Filter the entries, keeping every line with the word "которых".

### Supplied data

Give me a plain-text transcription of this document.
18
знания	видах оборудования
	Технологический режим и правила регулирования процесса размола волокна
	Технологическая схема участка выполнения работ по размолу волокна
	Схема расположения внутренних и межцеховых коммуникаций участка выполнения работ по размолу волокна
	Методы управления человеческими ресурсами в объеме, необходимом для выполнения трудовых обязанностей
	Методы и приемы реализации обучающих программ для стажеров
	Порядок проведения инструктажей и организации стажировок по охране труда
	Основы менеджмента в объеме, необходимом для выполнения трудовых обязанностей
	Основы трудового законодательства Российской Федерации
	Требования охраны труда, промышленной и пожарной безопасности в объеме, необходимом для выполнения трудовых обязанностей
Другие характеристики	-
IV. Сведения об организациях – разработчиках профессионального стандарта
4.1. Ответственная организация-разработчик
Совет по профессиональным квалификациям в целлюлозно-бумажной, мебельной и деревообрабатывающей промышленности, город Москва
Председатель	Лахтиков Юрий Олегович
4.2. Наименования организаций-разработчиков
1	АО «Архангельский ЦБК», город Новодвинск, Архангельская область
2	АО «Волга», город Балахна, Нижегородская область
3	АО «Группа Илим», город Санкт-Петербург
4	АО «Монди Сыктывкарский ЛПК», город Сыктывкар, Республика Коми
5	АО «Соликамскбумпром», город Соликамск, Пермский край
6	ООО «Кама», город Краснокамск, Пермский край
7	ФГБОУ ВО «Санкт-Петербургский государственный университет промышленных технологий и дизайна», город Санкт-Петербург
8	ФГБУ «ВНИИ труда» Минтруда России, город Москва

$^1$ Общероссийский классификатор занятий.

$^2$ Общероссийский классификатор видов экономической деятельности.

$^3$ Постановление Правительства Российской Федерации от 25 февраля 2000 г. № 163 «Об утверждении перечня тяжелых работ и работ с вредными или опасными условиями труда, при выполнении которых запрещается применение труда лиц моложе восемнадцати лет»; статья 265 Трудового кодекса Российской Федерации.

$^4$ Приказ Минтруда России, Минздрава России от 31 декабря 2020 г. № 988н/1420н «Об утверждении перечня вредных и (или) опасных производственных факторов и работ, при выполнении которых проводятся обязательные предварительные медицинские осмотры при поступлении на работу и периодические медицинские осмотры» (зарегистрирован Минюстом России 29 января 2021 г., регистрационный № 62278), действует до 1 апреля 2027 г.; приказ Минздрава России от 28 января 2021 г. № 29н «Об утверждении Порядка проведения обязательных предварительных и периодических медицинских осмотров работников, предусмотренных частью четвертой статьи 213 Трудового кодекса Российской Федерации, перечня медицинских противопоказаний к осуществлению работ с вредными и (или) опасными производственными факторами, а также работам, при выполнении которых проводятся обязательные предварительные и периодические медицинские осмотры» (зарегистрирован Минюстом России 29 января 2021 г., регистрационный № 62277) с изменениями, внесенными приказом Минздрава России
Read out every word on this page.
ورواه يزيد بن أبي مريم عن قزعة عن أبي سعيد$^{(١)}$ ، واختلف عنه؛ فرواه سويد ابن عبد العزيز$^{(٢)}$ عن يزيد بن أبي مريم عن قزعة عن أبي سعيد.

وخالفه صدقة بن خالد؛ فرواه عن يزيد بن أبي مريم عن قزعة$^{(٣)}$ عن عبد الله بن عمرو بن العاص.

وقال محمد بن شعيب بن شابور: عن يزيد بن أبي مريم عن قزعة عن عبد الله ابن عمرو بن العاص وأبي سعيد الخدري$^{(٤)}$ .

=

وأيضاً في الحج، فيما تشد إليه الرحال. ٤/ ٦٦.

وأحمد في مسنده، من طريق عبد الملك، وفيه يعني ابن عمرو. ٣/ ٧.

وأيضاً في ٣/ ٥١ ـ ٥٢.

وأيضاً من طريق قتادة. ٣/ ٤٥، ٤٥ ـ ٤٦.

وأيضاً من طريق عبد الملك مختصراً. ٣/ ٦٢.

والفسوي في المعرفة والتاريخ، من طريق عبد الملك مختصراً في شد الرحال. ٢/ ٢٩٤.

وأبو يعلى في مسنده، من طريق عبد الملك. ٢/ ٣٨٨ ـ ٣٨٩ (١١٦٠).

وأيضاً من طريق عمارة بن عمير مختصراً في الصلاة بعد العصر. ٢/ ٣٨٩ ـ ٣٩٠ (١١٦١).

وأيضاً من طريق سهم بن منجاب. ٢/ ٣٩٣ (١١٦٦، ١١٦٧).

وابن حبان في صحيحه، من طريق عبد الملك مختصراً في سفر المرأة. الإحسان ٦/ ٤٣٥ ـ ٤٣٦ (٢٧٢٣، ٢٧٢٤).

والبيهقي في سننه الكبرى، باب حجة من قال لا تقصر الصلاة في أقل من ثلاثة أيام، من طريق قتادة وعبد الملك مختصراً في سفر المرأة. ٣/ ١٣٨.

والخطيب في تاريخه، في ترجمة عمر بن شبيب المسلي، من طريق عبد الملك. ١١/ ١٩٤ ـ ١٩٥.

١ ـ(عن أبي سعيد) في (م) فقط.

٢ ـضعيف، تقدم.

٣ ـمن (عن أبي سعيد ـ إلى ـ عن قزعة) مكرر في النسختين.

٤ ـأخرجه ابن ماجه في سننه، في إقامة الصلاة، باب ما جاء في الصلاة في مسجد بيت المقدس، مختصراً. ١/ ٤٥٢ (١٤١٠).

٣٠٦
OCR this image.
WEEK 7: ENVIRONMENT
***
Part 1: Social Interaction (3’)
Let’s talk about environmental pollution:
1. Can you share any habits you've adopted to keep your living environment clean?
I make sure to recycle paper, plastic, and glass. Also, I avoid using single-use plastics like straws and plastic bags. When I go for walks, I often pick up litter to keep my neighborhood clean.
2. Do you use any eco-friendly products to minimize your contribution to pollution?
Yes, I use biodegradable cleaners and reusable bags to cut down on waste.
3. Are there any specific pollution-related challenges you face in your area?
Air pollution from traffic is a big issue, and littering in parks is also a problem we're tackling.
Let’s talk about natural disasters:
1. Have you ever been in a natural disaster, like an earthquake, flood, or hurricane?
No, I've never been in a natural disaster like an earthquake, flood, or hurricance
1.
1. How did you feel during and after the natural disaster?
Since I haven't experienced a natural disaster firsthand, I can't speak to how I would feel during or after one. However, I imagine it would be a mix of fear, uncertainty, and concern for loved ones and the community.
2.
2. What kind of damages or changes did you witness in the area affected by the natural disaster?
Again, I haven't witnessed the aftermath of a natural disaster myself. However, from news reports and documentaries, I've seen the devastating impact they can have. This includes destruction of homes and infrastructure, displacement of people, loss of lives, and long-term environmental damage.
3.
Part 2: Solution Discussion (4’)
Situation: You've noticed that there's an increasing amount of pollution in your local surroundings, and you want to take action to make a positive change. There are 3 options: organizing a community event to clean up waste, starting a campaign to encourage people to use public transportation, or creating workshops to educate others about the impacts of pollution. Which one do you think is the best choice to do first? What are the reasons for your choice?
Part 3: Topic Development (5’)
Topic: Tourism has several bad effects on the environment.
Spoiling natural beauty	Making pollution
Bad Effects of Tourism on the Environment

######

§ **Answer to this task**:
$^3$ Постановление Правительства Российской Федерации от 25 февраля 2000 г. № 163 «Об утверждении перечня тяжелых работ и работ с вредными или опасными условиями труда, при выполнении которых запрещается применение труда лиц моложе восемнадцати лет»; статья 265 Трудового кодекса Российской Федерации.
$^4$ Приказ Минтруда России, Минздрава России от 31 декабря 2020 г. № 988н/1420н «Об утверждении перечня вредных и (или) опасных производственных факторов и работ, при выполнении которых проводятся обязательные предварительные медицинские осмотры при поступлении на работу и периодические медицинские осмотры» (зарегистрирован Минюстом России 29 января 2021 г., регистрационный № 62278), действует до 1 апреля 2027 г.; приказ Минздрава России от 28 января 2021 г. № 29н «Об утверждении Порядка проведения обязательных предварительных и периодических медицинских осмотров работников, предусмотренных частью четвертой статьи 213 Трудового кодекса Российской Федерации, перечня медицинских противопоказаний к осуществлению работ с вредными и (или) опасными производственными факторами, а также работам, при выполнении которых проводятся обязательные предварительные и периодические медицинские осмотры» (зарегистрирован Минюстом России 29 января 2021 г., регистрационный № 62277) с изменениями, внесенными приказом Минздрава России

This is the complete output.